──────── Input
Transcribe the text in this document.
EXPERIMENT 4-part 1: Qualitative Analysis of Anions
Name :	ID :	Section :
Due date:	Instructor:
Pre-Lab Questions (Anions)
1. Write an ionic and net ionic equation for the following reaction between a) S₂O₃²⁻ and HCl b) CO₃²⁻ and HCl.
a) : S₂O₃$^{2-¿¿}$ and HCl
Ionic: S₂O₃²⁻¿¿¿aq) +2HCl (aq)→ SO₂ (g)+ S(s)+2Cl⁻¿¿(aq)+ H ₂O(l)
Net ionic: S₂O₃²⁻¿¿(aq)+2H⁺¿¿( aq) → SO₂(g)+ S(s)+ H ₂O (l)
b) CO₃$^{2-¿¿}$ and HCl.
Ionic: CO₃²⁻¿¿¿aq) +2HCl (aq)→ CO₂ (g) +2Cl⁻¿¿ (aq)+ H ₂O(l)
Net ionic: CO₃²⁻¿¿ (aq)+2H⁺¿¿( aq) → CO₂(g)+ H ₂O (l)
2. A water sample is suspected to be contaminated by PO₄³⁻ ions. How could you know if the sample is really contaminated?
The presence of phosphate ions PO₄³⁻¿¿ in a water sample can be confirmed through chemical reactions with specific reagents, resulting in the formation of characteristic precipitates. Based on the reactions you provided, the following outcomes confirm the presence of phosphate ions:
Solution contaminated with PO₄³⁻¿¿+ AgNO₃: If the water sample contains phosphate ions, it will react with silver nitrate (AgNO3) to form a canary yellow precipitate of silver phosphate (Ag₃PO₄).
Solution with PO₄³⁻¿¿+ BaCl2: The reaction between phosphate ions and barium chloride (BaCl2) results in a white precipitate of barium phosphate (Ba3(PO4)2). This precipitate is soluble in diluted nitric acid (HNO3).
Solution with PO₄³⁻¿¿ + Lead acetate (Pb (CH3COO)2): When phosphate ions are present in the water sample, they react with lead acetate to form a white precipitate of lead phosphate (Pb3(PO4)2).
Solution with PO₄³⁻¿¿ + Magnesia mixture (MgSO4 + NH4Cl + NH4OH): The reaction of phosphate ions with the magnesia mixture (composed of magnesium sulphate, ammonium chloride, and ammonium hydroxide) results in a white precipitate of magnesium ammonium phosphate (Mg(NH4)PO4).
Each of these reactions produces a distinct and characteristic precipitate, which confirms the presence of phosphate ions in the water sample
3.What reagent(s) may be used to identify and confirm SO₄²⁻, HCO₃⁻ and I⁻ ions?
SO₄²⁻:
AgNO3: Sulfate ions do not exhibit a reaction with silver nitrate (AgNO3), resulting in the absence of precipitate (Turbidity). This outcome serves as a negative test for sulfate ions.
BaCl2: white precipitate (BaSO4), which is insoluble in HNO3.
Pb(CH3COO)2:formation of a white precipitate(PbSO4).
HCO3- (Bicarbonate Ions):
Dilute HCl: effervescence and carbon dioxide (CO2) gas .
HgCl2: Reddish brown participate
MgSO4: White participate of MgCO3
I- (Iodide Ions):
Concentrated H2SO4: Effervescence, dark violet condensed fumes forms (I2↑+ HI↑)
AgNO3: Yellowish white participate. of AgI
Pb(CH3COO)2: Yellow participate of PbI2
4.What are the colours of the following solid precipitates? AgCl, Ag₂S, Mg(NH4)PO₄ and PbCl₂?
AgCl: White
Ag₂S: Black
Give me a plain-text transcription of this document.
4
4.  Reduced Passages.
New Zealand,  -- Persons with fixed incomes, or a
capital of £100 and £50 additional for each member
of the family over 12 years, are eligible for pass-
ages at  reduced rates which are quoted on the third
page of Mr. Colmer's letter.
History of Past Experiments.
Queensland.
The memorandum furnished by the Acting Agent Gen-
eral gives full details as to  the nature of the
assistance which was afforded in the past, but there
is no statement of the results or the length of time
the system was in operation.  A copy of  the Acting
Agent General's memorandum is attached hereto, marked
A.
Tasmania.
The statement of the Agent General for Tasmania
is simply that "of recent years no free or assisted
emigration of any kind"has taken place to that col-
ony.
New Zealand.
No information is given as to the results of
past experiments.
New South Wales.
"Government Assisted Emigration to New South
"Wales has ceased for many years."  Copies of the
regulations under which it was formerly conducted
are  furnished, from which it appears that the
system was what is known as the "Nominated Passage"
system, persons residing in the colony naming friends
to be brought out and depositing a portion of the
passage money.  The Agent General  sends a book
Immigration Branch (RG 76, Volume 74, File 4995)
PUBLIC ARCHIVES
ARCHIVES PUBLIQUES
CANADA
────────────────
**Exercise task**
Copy out each line in the listing that has the word "chloride".

**Task response**
Solution with PO₄³⁻¿¿+ BaCl2: The reaction between phosphate ions and barium chloride (BaCl2) results in a white precipitate of barium phosphate (Ba3(PO4)2). This precipitate is soluble in diluted nitric acid (HNO3).
Solution with PO₄³⁻¿¿ + Magnesia mixture (MgSO4 + NH4Cl + NH4OH): The reaction of phosphate ions with the magnesia mixture (composed of magnesium sulphate, ammonium chloride, and ammonium hydroxide) results in a white precipitate of magnesium ammonium phosphate (Mg(NH4)PO4).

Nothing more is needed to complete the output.